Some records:

-=-=-=-=-

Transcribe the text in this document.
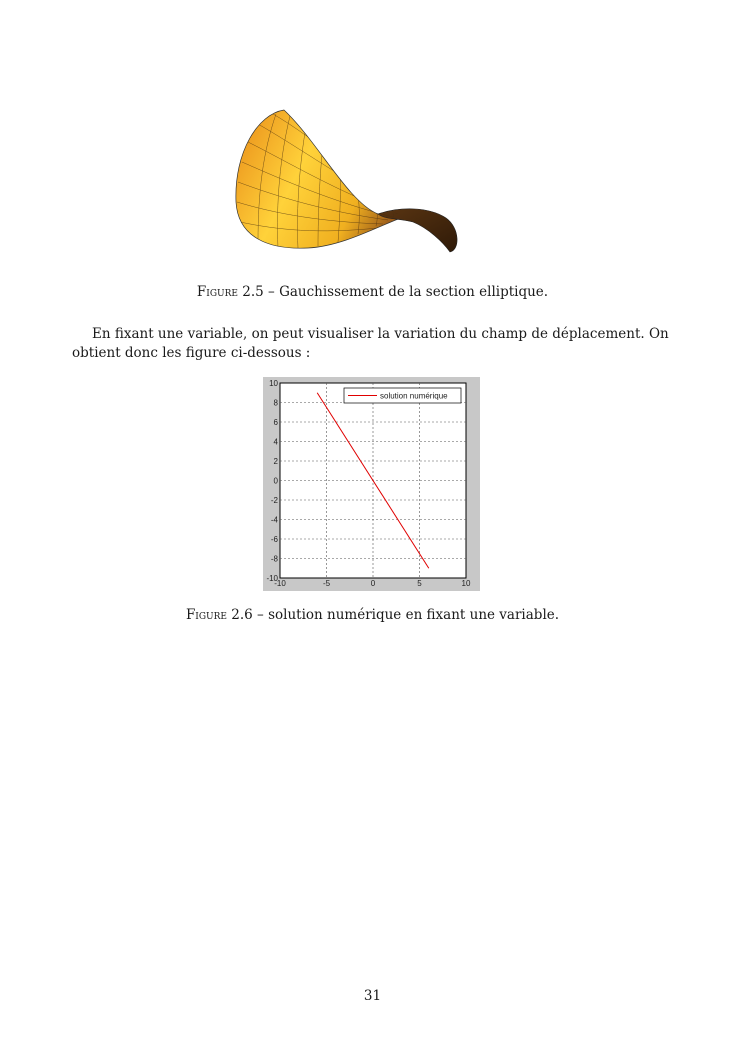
Figure 2.5 – Gauchissement de la section elliptique.
En fixant une variable, on peut visualiser la variation du champ de déplacement. On obtient donc les figure ci-dessous :
-10	-5	0	5	10
-10
-8
-6
-4
-2
0
2
4
6
8
10
solution numérique
Figure 2.6 – solution numérique en fixant une variable.
31
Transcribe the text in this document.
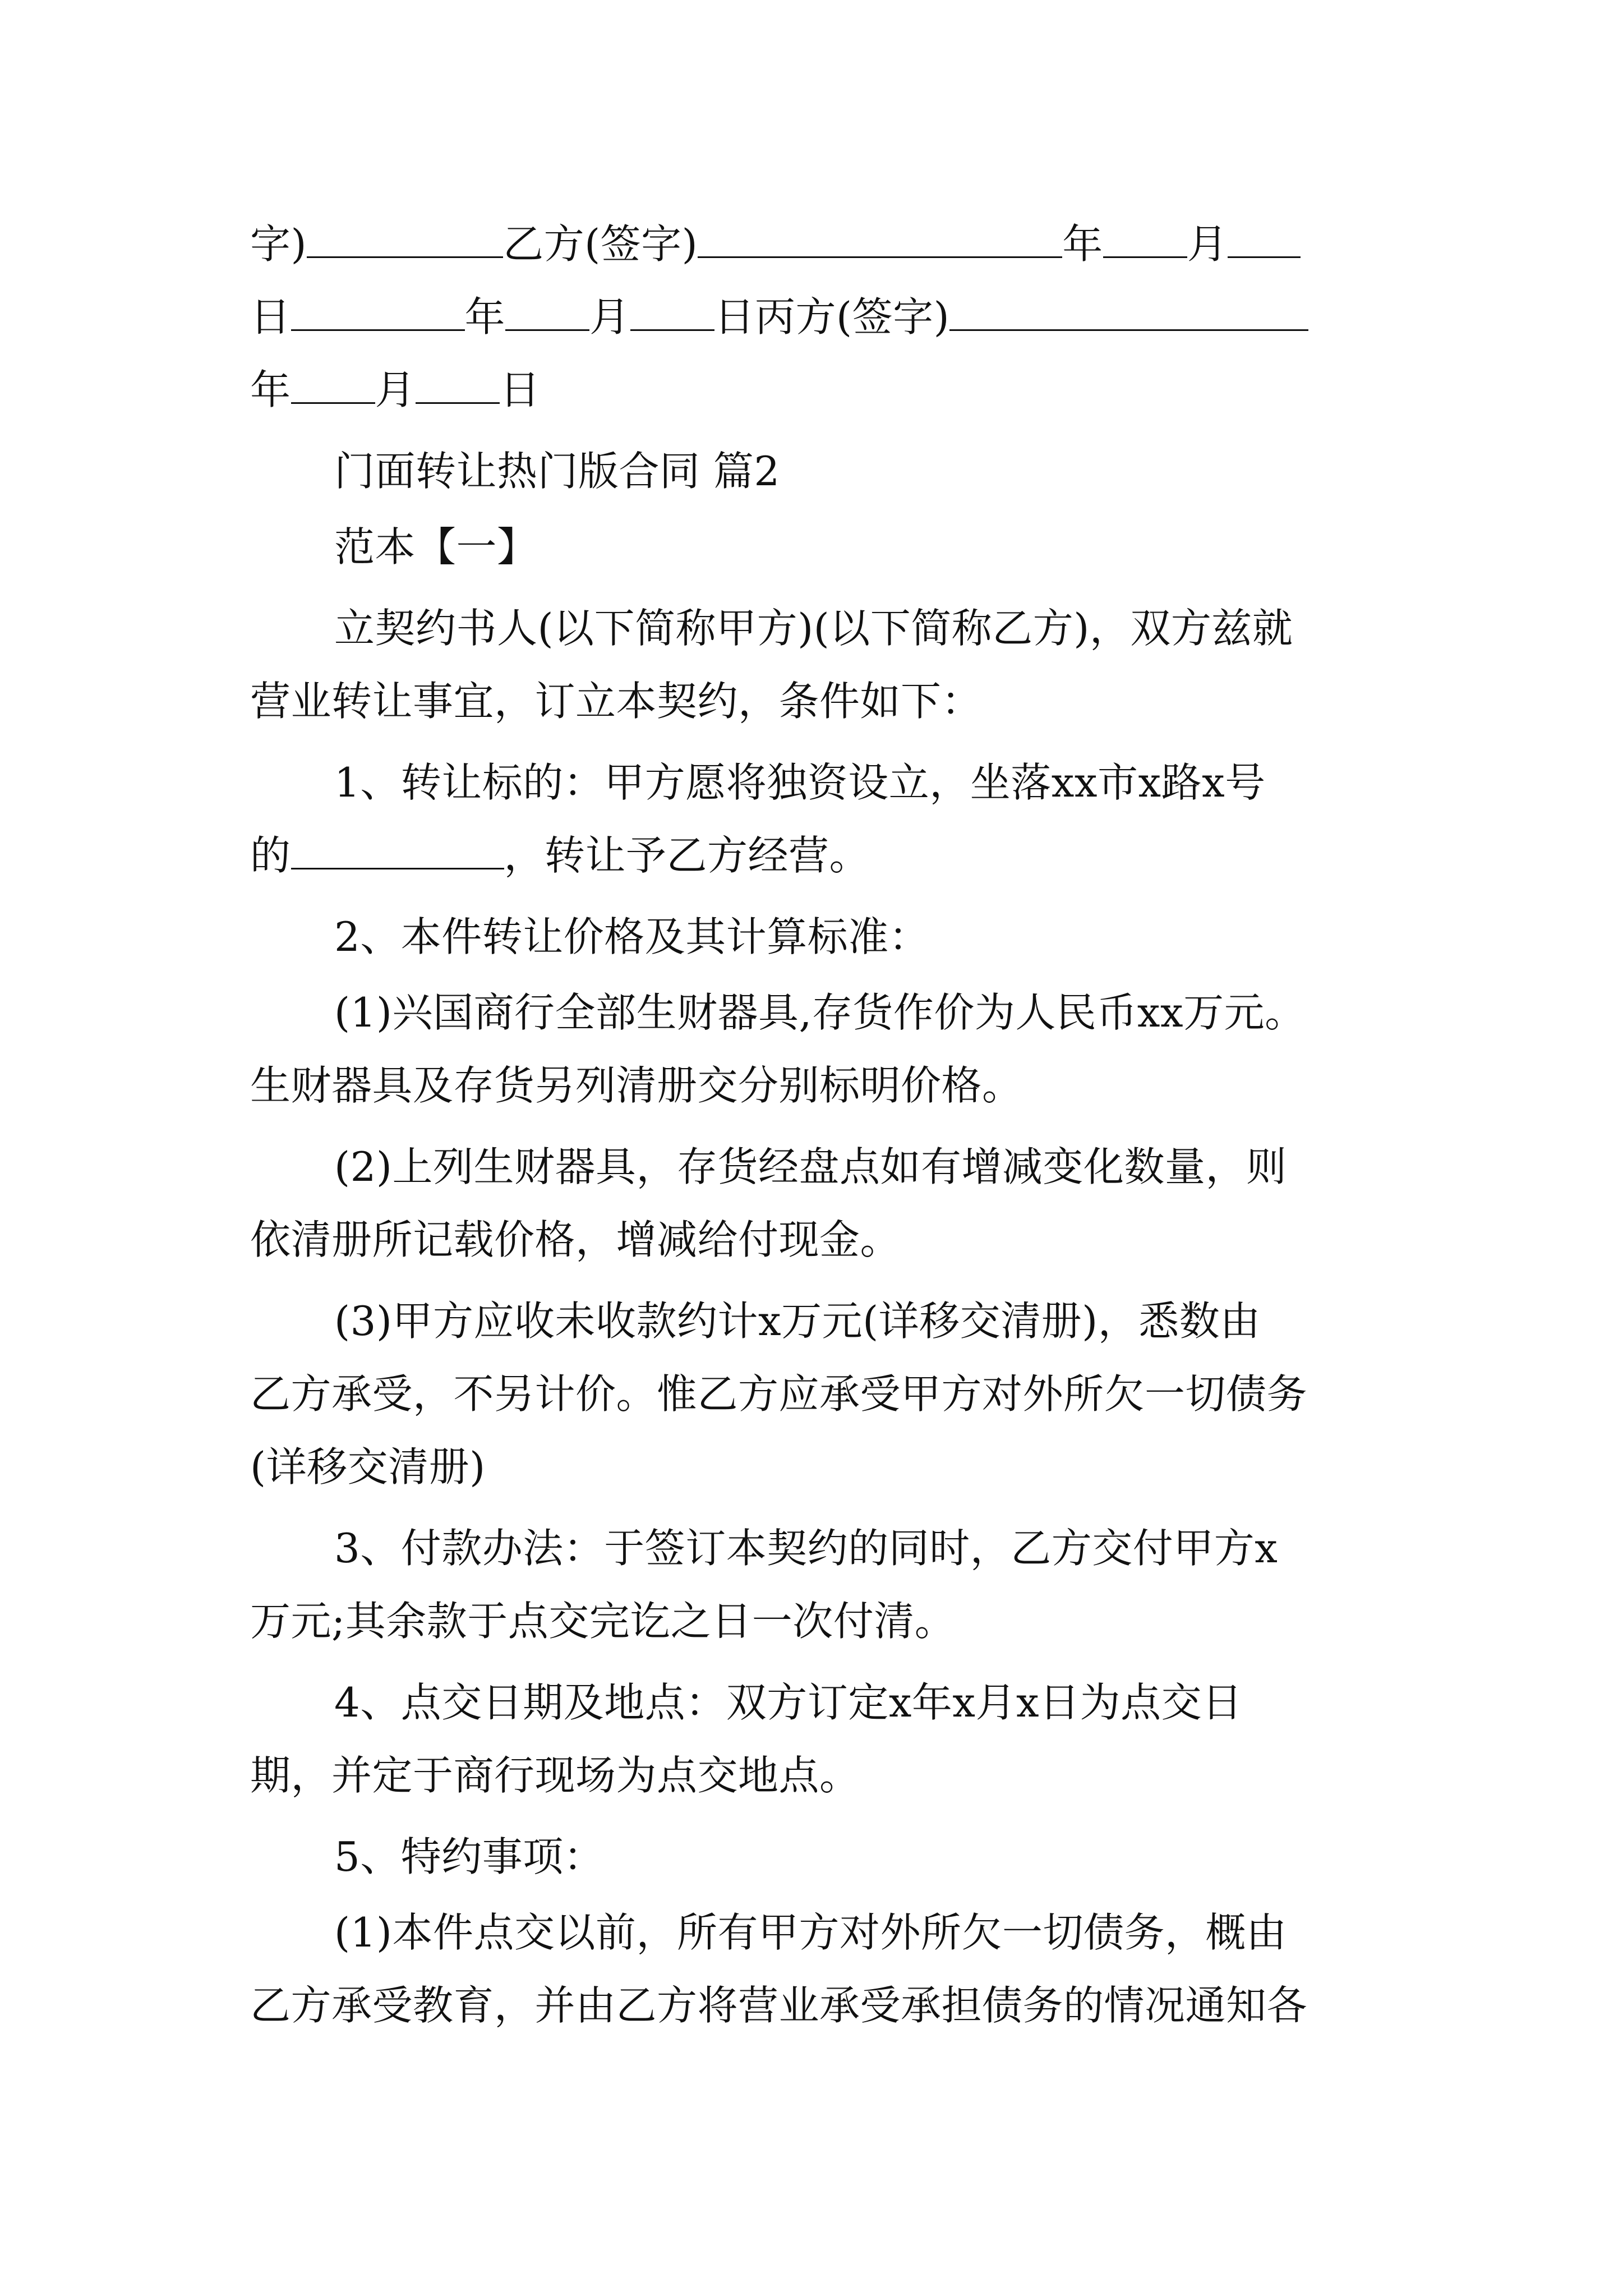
字)	乙方(签字)	年 月
日	年 月 日丙方(签字)
年 月 日
门面转让热门版合同 篇2
范本【一】
立契约书人(以下简称甲方)(以下简称乙方)，双方兹就
营业转让事宜，订立本契约，条件如下：
1、转让标的：甲方愿将独资设立，坐落xx市x路x号
的	，转让予乙方经营。
2、本件转让价格及其计算标准：
(1)兴国商行全部生财器具,存货作价为人民币xx万元。
生财器具及存货另列清册交分别标明价格。
(2)上列生财器具，存货经盘点如有增减变化数量，则
依清册所记载价格，增减给付现金。
(3)甲方应收未收款约计x万元(详移交清册)，悉数由
乙方承受，不另计价。惟乙方应承受甲方对外所欠一切债务
(详移交清册)
3、付款办法：于签订本契约的同时，乙方交付甲方x
万元;其余款于点交完讫之日一次付清。
4、点交日期及地点：双方订定x年x月x日为点交日
期，并定于商行现场为点交地点。
5、特约事项：
(1)本件点交以前，所有甲方对外所欠一切债务，概由
乙方承受教育，并由乙方将营业承受承担债务的情况通知各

-=-=-=-=-

REQUIREMENT: Copy every line of the data word for word, omitting the images.

REPLY TO THE TASK:
Transcribe the text in this document.
Figure 2.5 – Gauchissement de la section elliptique.
En fixant une variable, on peut visualiser la variation du champ de déplacement. On obtient donc les figure ci-dessous :
-10	-5	0	5	10
-10
-8
-6
-4
-2
0
2
4
6
8
10
solution numérique
Figure 2.6 – solution numérique en fixant une variable.
31
Transcribe the text in this document.
字)	乙方(签字)	年 月
日	年 月 日丙方(签字)
年 月 日
门面转让热门版合同 篇2
范本【一】
立契约书人(以下简称甲方)(以下简称乙方)，双方兹就
营业转让事宜，订立本契约，条件如下：
1、转让标的：甲方愿将独资设立，坐落xx市x路x号
的	，转让予乙方经营。
2、本件转让价格及其计算标准：
(1)兴国商行全部生财器具,存货作价为人民币xx万元。
生财器具及存货另列清册交分别标明价格。
(2)上列生财器具，存货经盘点如有增减变化数量，则
依清册所记载价格，增减给付现金。
(3)甲方应收未收款约计x万元(详移交清册)，悉数由
乙方承受，不另计价。惟乙方应承受甲方对外所欠一切债务
(详移交清册)
3、付款办法：于签订本契约的同时，乙方交付甲方x
万元;其余款于点交完讫之日一次付清。
4、点交日期及地点：双方订定x年x月x日为点交日
期，并定于商行现场为点交地点。
5、特约事项：
(1)本件点交以前，所有甲方对外所欠一切债务，概由
乙方承受教育，并由乙方将营业承受承担债务的情况通知各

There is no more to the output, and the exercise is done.